◆ Exercise aim: Pick out the lines below that contain the string "photo" and copy them all.
** START Entries provided **
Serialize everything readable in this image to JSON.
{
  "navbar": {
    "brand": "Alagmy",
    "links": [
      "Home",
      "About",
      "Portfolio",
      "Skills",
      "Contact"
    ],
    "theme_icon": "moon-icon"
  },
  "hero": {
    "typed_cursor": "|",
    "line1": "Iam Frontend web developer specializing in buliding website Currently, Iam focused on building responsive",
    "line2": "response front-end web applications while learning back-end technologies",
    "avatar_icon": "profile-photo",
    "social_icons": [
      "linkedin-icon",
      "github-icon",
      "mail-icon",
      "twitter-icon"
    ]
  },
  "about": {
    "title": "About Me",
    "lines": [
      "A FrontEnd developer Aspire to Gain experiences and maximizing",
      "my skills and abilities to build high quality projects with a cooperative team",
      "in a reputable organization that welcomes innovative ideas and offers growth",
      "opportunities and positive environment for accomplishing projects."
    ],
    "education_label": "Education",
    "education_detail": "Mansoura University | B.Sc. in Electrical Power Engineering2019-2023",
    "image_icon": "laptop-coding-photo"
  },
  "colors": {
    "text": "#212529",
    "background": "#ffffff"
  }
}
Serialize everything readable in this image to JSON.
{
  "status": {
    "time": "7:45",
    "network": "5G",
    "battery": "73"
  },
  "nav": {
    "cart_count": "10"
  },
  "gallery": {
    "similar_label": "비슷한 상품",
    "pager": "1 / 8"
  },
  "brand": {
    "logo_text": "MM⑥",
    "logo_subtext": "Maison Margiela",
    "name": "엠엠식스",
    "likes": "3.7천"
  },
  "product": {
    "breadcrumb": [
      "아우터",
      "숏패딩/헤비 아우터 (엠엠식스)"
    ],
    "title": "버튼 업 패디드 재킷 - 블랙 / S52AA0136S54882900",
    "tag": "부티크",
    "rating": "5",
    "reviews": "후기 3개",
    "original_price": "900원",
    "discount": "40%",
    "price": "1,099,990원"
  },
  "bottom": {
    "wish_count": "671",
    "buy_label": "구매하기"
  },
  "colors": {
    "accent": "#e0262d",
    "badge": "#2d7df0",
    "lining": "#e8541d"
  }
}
** END Entries provided **
◆ Result for this exercise:
    "avatar_icon": "profile-photo",
    "image_icon": "laptop-coding-photo"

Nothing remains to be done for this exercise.